◆ Task goal
Output every record word for word.
## Begin Dataset extract
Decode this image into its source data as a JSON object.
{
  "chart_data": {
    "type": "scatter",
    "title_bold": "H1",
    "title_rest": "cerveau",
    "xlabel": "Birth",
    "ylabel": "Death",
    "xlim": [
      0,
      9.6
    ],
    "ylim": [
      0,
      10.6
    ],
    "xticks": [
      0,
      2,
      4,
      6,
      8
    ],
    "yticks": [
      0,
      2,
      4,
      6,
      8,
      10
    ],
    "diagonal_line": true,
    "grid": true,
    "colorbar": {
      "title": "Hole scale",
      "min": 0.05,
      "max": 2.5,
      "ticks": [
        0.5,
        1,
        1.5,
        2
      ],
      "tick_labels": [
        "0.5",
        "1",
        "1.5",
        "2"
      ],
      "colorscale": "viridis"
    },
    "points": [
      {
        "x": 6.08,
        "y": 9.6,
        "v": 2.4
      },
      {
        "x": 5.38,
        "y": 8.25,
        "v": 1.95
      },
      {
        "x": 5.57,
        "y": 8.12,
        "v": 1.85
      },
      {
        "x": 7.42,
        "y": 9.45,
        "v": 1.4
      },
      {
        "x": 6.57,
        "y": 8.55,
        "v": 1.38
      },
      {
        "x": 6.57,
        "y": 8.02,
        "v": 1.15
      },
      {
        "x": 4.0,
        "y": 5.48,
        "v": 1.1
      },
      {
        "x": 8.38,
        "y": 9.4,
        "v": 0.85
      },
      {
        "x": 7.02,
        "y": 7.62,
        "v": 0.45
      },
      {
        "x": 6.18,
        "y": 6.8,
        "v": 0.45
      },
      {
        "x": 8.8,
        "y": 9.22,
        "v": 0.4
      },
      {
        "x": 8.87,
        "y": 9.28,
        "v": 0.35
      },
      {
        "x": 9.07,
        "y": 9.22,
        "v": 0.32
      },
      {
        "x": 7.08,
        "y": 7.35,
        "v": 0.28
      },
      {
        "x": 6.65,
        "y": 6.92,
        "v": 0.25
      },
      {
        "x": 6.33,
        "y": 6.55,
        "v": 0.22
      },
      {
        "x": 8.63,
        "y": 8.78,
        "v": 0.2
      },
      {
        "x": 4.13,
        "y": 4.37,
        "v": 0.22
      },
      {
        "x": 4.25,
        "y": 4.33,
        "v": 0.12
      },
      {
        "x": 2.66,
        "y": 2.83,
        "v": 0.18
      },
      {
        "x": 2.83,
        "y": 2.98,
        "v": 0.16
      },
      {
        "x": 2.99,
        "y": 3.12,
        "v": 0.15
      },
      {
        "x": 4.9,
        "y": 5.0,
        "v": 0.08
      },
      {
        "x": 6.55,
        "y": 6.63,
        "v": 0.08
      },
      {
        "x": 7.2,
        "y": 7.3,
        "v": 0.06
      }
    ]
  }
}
## End Dataset extract
◆ Finished exercise
Decode this image into its source data as a JSON object.
{
  "chart_data": {
    "type": "scatter",
    "title_bold": "H1",
    "title_rest": "cerveau",
    "xlabel": "Birth",
    "ylabel": "Death",
    "xlim": [
      0,
      9.6
    ],
    "ylim": [
      0,
      10.6
    ],
    "xticks": [
      0,
      2,
      4,
      6,
      8
    ],
    "yticks": [
      0,
      2,
      4,
      6,
      8,
      10
    ],
    "diagonal_line": true,
    "grid": true,
    "colorbar": {
      "title": "Hole scale",
      "min": 0.05,
      "max": 2.5,
      "ticks": [
        0.5,
        1,
        1.5,
        2
      ],
      "tick_labels": [
        "0.5",
        "1",
        "1.5",
        "2"
      ],
      "colorscale": "viridis"
    },
    "points": [
      {
        "x": 6.08,
        "y": 9.6,
        "v": 2.4
      },
      {
        "x": 5.38,
        "y": 8.25,
        "v": 1.95
      },
      {
        "x": 5.57,
        "y": 8.12,
        "v": 1.85
      },
      {
        "x": 7.42,
        "y": 9.45,
        "v": 1.4
      },
      {
        "x": 6.57,
        "y": 8.55,
        "v": 1.38
      },
      {
        "x": 6.57,
        "y": 8.02,
        "v": 1.15
      },
      {
        "x": 4.0,
        "y": 5.48,
        "v": 1.1
      },
      {
        "x": 8.38,
        "y": 9.4,
        "v": 0.85
      },
      {
        "x": 7.02,
        "y": 7.62,
        "v": 0.45
      },
      {
        "x": 6.18,
        "y": 6.8,
        "v": 0.45
      },
      {
        "x": 8.8,
        "y": 9.22,
        "v": 0.4
      },
      {
        "x": 8.87,
        "y": 9.28,
        "v": 0.35
      },
      {
        "x": 9.07,
        "y": 9.22,
        "v": 0.32
      },
      {
        "x": 7.08,
        "y": 7.35,
        "v": 0.28
      },
      {
        "x": 6.65,
        "y": 6.92,
        "v": 0.25
      },
      {
        "x": 6.33,
        "y": 6.55,
        "v": 0.22
      },
      {
        "x": 8.63,
        "y": 8.78,
        "v": 0.2
      },
      {
        "x": 4.13,
        "y": 4.37,
        "v": 0.22
      },
      {
        "x": 4.25,
        "y": 4.33,
        "v": 0.12
      },
      {
        "x": 2.66,
        "y": 2.83,
        "v": 0.18
      },
      {
        "x": 2.83,
        "y": 2.98,
        "v": 0.16
      },
      {
        "x": 2.99,
        "y": 3.12,
        "v": 0.15
      },
      {
        "x": 4.9,
        "y": 5.0,
        "v": 0.08
      },
      {
        "x": 6.55,
        "y": 6.63,
        "v": 0.08
      },
      {
        "x": 7.2,
        "y": 7.3,
        "v": 0.06
      }
    ]
  }
}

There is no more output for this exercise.